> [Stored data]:

▽

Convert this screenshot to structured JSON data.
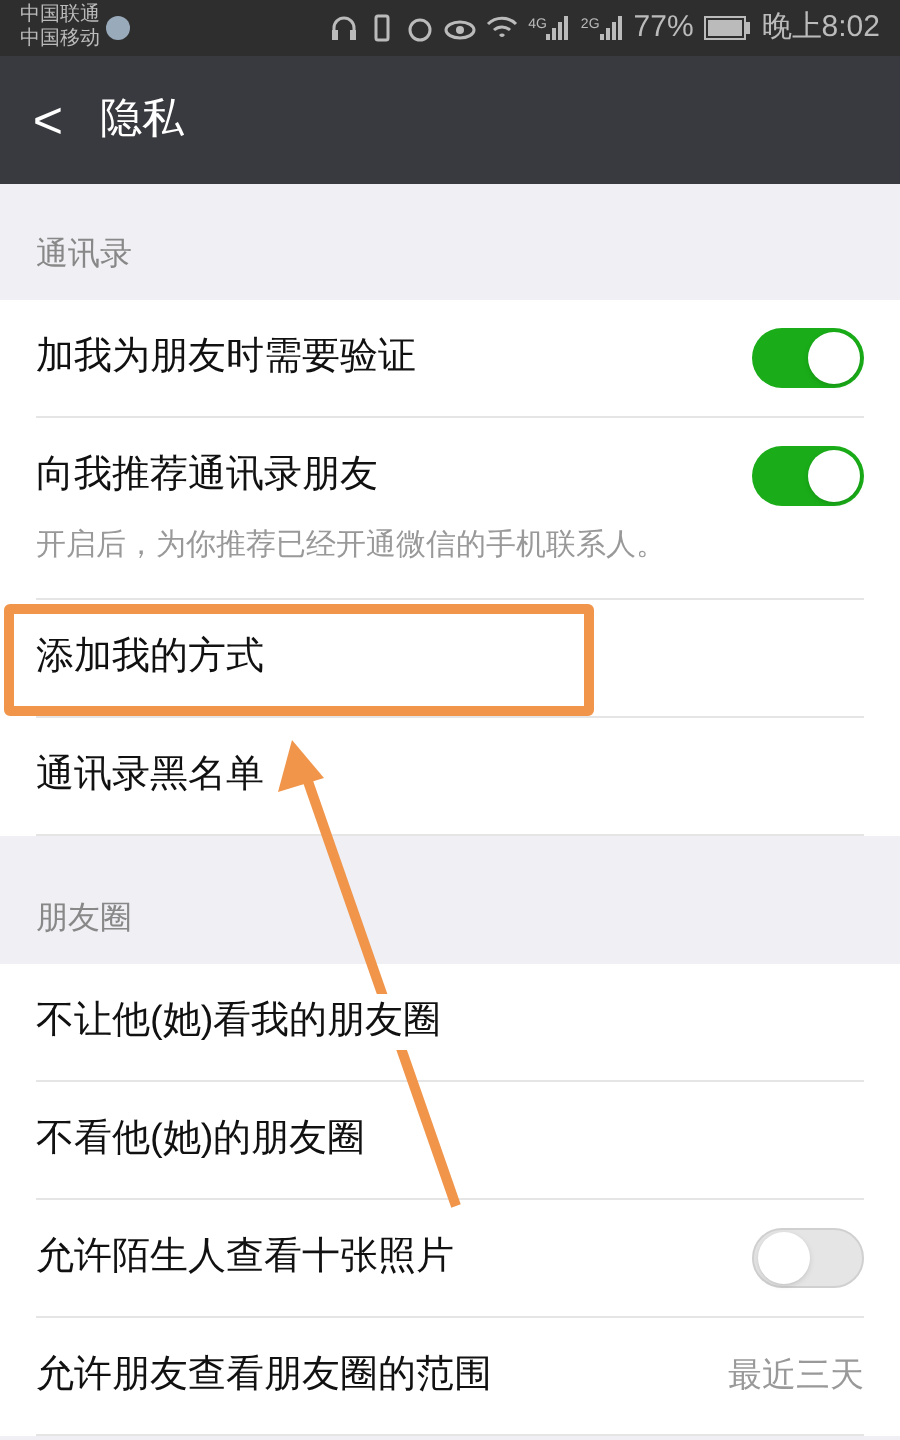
{
  "status_bar": {
    "carriers": [
      "中国联通",
      "中国移动"
    ],
    "network_labels": [
      "4G",
      "2G"
    ],
    "battery": "77%",
    "time": "晚上8:02"
  },
  "header": {
    "back": "<",
    "title": "隐私"
  },
  "sections": [
    {
      "label": "通讯录",
      "items": [
        {
          "kind": "toggle",
          "label": "加我为朋友时需要验证",
          "on": true
        },
        {
          "kind": "toggle",
          "label": "向我推荐通讯录朋友",
          "on": true,
          "hint": "开启后，为你推荐已经开通微信的手机联系人。"
        },
        {
          "kind": "link",
          "label": "添加我的方式",
          "highlighted": true
        },
        {
          "kind": "link",
          "label": "通讯录黑名单"
        }
      ]
    },
    {
      "label": "朋友圈",
      "items": [
        {
          "kind": "link",
          "label": "不让他(她)看我的朋友圈"
        },
        {
          "kind": "link",
          "label": "不看他(她)的朋友圈"
        },
        {
          "kind": "toggle",
          "label": "允许陌生人查看十张照片",
          "on": false
        },
        {
          "kind": "value",
          "label": "允许朋友查看朋友圈的范围",
          "value": "最近三天"
        }
      ]
    }
  ],
  "annotation": {
    "arrow": true
  }
}
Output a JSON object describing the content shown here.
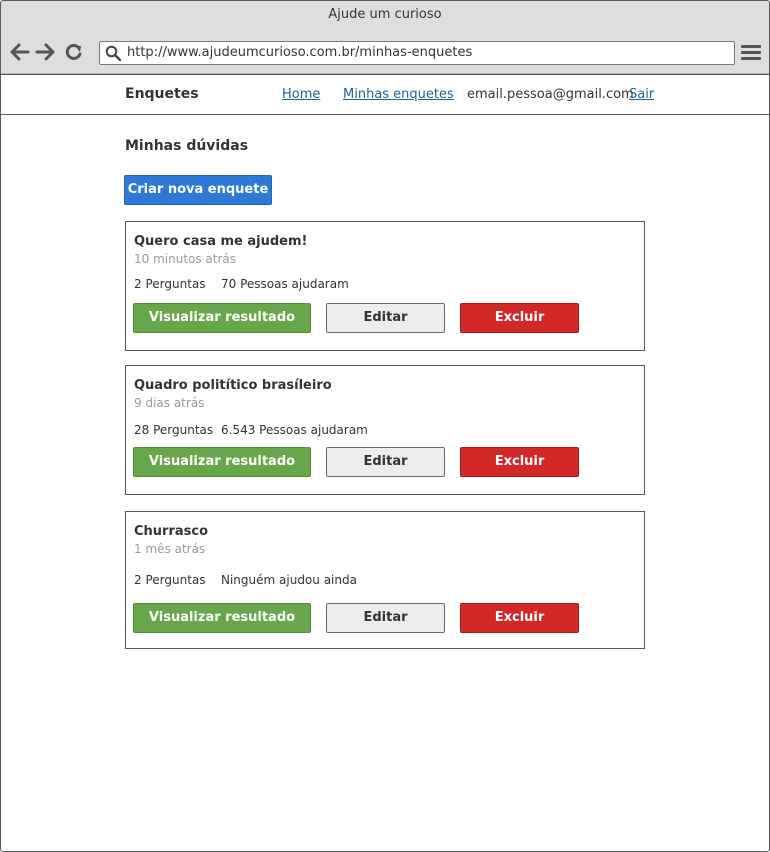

△

> [Given exercise]:
Set out every line from the material that contains the string "JSON".

> [Answer to the task]:
Convert this screenshot to structured JSON data.
Output a JSON object describing the content shown here.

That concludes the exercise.